Exercise description = Check every line in the records below for the word "father" and report how many have it, nothing more.

Entries shown =
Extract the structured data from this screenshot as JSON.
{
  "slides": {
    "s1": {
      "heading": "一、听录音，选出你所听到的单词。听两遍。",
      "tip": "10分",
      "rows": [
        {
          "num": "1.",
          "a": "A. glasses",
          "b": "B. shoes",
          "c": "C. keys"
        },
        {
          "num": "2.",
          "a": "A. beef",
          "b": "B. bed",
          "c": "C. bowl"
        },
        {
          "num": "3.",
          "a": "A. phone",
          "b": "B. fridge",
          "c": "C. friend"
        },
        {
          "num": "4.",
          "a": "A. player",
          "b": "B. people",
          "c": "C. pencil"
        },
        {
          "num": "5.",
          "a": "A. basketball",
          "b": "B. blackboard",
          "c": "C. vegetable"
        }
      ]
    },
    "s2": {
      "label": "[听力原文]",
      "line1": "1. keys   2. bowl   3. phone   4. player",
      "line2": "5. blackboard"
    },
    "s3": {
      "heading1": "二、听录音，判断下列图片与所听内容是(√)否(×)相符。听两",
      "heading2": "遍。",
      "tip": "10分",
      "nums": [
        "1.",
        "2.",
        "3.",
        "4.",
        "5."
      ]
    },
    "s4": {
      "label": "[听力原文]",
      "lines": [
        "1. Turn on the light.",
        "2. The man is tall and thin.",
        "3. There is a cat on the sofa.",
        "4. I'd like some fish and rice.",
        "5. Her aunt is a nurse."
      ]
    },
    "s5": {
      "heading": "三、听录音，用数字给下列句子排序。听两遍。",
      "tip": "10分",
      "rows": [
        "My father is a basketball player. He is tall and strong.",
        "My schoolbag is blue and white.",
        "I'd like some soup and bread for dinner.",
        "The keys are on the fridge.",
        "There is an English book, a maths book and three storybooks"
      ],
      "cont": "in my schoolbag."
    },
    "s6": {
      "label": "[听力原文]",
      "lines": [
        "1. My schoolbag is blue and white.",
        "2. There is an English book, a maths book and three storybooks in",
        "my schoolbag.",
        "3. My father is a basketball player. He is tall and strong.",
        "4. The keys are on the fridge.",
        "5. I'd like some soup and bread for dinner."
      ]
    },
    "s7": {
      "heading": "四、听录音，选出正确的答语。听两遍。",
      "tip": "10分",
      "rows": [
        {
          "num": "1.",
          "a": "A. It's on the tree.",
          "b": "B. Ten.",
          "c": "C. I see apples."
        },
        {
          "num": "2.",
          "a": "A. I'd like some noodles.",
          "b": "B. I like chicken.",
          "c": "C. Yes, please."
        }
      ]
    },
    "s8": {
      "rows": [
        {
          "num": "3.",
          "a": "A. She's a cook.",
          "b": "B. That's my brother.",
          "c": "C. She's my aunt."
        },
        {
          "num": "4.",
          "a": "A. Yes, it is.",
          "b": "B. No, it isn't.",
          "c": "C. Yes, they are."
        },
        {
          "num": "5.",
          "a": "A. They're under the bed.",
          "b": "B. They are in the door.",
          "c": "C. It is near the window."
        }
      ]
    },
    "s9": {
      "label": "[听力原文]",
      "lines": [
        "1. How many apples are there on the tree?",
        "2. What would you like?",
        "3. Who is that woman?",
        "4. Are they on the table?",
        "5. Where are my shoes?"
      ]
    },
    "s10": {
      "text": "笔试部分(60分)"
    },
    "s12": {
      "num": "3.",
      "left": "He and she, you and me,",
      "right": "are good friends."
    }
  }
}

Finished answer = 2